* [OBJECTIVE]:
Going through the material below, please gather all lines with the word "fayllarini" in them.

::::

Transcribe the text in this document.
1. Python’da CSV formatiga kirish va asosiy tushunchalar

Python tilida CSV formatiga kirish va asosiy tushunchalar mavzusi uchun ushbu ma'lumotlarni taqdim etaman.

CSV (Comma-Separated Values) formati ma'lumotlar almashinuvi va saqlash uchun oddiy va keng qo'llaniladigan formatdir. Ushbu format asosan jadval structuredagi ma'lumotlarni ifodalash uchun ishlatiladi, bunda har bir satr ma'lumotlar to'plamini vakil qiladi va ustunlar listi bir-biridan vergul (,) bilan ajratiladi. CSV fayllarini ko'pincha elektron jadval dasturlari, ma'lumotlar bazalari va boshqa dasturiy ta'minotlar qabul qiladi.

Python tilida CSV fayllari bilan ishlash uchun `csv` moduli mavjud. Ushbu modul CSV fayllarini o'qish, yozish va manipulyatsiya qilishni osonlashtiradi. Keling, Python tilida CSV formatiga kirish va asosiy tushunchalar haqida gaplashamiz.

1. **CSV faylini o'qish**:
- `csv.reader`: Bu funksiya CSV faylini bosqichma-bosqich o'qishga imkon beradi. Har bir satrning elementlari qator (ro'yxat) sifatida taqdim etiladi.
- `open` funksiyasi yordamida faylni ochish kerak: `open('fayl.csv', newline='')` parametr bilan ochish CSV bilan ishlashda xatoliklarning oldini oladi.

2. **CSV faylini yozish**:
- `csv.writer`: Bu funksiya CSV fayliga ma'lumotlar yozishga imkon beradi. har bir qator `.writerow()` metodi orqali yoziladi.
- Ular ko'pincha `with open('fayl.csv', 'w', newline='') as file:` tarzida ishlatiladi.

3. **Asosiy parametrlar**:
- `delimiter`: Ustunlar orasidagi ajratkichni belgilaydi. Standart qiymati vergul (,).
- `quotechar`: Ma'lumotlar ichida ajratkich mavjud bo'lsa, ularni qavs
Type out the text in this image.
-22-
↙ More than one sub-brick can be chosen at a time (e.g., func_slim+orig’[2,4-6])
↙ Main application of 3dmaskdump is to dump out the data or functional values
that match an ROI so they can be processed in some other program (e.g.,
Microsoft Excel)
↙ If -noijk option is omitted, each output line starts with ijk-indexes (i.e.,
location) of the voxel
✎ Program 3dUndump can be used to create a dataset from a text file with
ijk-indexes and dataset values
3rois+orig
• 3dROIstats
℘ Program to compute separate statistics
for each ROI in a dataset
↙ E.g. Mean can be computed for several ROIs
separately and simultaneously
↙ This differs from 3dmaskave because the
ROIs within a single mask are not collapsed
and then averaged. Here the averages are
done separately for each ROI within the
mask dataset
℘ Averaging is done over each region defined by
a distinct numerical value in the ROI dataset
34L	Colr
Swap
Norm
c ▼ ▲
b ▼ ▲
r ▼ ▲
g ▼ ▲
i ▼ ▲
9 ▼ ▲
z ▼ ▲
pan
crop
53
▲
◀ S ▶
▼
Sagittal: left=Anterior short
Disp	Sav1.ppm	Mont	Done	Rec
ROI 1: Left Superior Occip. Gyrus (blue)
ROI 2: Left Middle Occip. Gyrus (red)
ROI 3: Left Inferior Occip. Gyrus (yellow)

::::

* [EXPECTED OUTPUT]:
CSV (Comma-Separated Values) formati ma'lumotlar almashinuvi va saqlash uchun oddiy va keng qo'llaniladigan formatdir. Ushbu format asosan jadval structuredagi ma'lumotlarni ifodalash uchun ishlatiladi, bunda har bir satr ma'lumotlar to'plamini vakil qiladi va ustunlar listi bir-biridan vergul (,) bilan ajratiladi. CSV fayllarini ko'pincha elektron jadval dasturlari, ma'lumotlar bazalari va boshqa dasturiy ta'minotlar qabul qiladi.
Python tilida CSV fayllari bilan ishlash uchun `csv` moduli mavjud. Ushbu modul CSV fayllarini o'qish, yozish va manipulyatsiya qilishni osonlashtiradi. Keling, Python tilida CSV formatiga kirish va asosiy tushunchalar haqida gaplashamiz.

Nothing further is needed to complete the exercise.